**REQUIRED WORK**
Scan the data below for lines holding the word "NOAA", and copy each line found.

==============================

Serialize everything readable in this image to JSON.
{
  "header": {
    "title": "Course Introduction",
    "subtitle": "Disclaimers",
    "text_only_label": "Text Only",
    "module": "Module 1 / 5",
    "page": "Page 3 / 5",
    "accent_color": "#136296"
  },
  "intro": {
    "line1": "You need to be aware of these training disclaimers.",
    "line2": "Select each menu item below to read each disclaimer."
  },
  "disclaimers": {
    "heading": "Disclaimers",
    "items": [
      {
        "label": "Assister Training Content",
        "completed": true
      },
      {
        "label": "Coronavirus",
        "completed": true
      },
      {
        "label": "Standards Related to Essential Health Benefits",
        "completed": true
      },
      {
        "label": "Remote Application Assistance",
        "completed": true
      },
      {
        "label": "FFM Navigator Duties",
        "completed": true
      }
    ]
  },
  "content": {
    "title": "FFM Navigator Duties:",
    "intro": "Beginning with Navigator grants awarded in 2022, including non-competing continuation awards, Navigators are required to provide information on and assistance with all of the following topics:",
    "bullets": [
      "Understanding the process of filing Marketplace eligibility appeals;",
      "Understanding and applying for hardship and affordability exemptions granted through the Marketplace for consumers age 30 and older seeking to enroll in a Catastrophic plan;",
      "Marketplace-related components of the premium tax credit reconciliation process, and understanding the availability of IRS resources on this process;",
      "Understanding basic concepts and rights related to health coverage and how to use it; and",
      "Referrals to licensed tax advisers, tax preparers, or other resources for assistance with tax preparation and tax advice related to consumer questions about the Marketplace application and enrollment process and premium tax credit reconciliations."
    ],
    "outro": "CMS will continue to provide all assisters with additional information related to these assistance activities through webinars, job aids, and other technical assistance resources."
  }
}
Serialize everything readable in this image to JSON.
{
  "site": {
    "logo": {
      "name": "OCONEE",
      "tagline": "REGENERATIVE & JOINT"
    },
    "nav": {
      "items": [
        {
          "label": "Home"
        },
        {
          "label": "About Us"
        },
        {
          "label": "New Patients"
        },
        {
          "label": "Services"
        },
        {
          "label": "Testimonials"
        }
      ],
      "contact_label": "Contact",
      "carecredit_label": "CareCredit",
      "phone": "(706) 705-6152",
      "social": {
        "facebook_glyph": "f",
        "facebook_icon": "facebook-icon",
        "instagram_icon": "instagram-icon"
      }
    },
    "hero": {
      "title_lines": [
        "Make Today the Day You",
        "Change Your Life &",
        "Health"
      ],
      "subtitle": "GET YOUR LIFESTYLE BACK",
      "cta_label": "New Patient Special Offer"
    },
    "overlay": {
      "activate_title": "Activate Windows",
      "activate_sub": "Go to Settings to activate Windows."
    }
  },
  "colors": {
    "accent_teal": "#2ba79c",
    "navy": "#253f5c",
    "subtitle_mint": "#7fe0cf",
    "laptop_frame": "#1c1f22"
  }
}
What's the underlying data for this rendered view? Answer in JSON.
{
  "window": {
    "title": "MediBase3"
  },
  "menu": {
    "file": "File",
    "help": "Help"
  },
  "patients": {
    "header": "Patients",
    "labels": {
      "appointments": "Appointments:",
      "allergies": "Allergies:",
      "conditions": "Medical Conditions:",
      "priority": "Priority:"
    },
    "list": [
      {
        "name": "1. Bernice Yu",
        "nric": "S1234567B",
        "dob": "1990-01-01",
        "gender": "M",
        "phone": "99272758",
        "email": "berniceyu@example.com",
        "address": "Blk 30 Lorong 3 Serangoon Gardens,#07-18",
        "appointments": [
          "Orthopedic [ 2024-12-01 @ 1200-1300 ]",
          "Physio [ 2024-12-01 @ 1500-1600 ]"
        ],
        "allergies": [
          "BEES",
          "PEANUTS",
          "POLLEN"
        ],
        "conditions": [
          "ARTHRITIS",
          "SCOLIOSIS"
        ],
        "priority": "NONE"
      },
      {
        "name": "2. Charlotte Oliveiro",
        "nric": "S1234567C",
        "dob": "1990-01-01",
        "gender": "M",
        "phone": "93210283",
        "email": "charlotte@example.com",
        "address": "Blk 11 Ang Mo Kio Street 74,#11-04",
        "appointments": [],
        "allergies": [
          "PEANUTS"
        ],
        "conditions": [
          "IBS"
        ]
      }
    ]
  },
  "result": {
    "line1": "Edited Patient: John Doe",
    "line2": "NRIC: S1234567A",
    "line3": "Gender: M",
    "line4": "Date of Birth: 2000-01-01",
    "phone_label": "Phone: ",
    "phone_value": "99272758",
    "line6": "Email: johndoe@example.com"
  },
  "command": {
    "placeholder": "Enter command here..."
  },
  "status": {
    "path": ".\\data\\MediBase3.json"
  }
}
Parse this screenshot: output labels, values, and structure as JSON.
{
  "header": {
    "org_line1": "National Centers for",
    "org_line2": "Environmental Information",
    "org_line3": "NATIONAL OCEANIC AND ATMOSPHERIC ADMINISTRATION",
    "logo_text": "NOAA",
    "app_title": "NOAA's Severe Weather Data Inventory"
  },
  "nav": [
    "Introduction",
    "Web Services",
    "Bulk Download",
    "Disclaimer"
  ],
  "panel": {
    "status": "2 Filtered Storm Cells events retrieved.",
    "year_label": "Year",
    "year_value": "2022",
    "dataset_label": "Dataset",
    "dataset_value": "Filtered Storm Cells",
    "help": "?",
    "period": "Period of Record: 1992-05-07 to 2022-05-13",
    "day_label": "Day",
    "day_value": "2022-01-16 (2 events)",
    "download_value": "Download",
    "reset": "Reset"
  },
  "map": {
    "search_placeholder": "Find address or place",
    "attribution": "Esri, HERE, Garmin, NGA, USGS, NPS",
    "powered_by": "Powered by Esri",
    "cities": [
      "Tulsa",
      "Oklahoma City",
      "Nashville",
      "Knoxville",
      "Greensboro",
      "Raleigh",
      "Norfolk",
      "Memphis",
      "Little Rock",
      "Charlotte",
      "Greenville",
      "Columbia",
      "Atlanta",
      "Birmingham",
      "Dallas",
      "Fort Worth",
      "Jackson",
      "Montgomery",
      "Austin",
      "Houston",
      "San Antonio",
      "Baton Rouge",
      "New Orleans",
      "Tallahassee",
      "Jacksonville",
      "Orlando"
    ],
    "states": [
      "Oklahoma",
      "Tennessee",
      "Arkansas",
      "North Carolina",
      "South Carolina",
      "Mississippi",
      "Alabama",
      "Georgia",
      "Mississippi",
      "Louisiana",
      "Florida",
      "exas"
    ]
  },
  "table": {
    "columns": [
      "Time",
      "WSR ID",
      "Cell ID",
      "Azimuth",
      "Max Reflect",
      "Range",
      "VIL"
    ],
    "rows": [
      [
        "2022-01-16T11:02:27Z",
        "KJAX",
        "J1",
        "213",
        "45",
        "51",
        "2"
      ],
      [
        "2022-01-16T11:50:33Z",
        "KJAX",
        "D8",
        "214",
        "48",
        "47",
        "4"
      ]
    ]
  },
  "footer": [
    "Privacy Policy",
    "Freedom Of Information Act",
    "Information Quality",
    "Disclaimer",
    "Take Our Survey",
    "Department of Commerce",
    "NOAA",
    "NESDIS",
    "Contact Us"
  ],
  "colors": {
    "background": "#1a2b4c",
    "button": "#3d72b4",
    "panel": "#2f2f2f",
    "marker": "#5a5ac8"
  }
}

==============================

**OUTPUT OF THE TASK**
    "logo_text": "NOAA",
    "app_title": "NOAA's Severe Weather Data Inventory"
    "NOAA",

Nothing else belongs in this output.